## The input
+--
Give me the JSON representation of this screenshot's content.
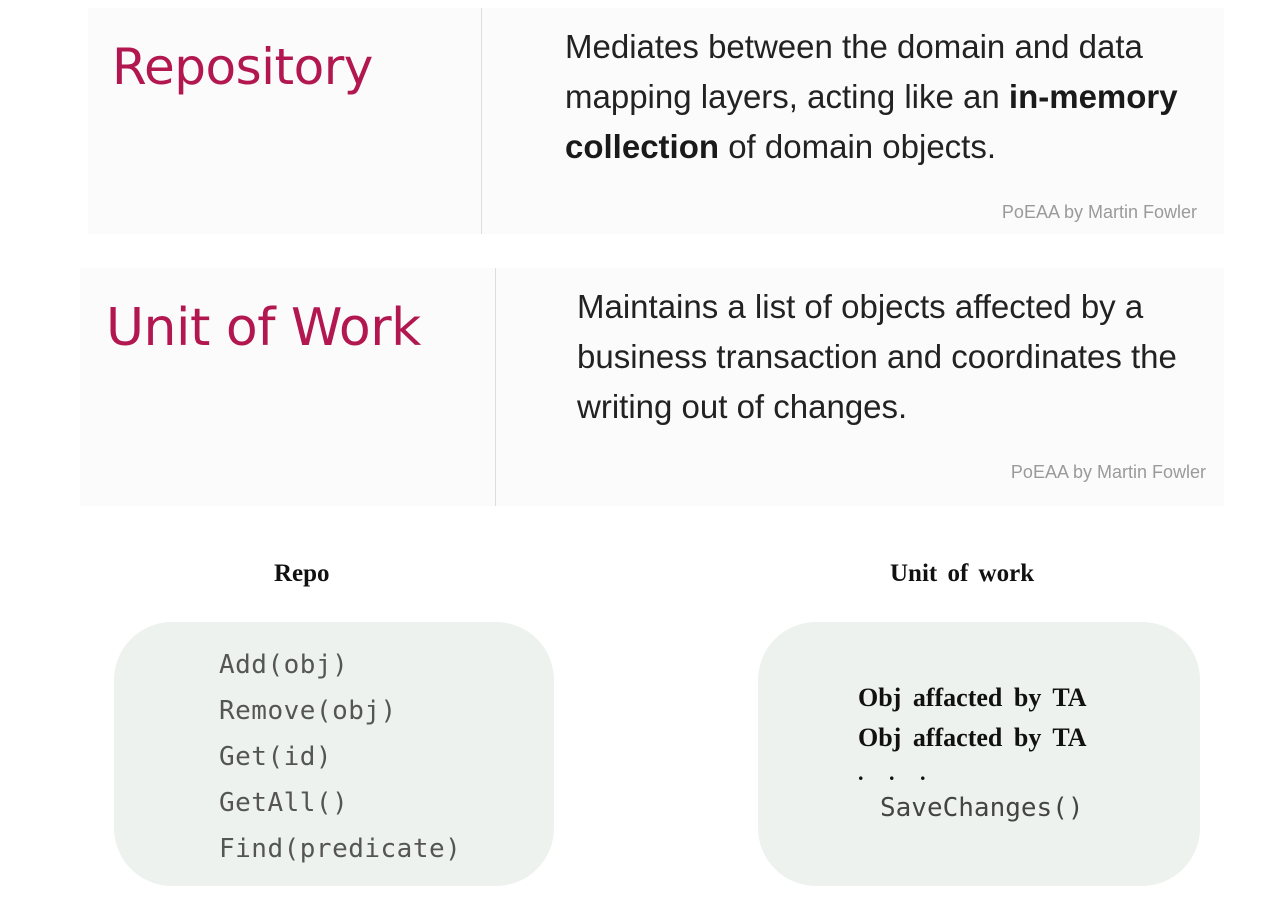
{
  "repository_slide": {
    "term": "Repository",
    "definition": {
      "before": "Mediates between the domain and data mapping layers, acting like an ",
      "bold": "in-memory collection",
      "after": " of domain objects."
    },
    "source": "PoEAA by Martin Fowler"
  },
  "unit_of_work_slide": {
    "term": "Unit of Work",
    "definition": "Maintains a list of objects affected by a business transaction and coordinates the writing out of changes.",
    "source": "PoEAA by Martin Fowler"
  },
  "repo_column": {
    "title": "Repo",
    "methods": [
      "Add(obj)",
      "Remove(obj)",
      "Get(id)",
      "GetAll()",
      "Find(predicate)"
    ]
  },
  "uow_column": {
    "title": "Unit of work",
    "lines": [
      "Obj affacted by TA",
      "Obj affacted by TA"
    ],
    "ellipsis": ". . .",
    "method": "SaveChanges()"
  },
  "colors": {
    "term": "#b2174f",
    "panel_background": "#edf2ee",
    "slide_background": "#fbfbfb",
    "source_text": "#9a9a9a"
  }
}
+--
Exclude the images, then output the data above word for word.

## Final answer
Give me the JSON representation of this screenshot's content.
{
  "repository_slide": {
    "term": "Repository",
    "definition": {
      "before": "Mediates between the domain and data mapping layers, acting like an ",
      "bold": "in-memory collection",
      "after": " of domain objects."
    },
    "source": "PoEAA by Martin Fowler"
  },
  "unit_of_work_slide": {
    "term": "Unit of Work",
    "definition": "Maintains a list of objects affected by a business transaction and coordinates the writing out of changes.",
    "source": "PoEAA by Martin Fowler"
  },
  "repo_column": {
    "title": "Repo",
    "methods": [
      "Add(obj)",
      "Remove(obj)",
      "Get(id)",
      "GetAll()",
      "Find(predicate)"
    ]
  },
  "uow_column": {
    "title": "Unit of work",
    "lines": [
      "Obj affacted by TA",
      "Obj affacted by TA"
    ],
    "ellipsis": ". . .",
    "method": "SaveChanges()"
  },
  "colors": {
    "term": "#b2174f",
    "panel_background": "#edf2ee",
    "slide_background": "#fbfbfb",
    "source_text": "#9a9a9a"
  }
}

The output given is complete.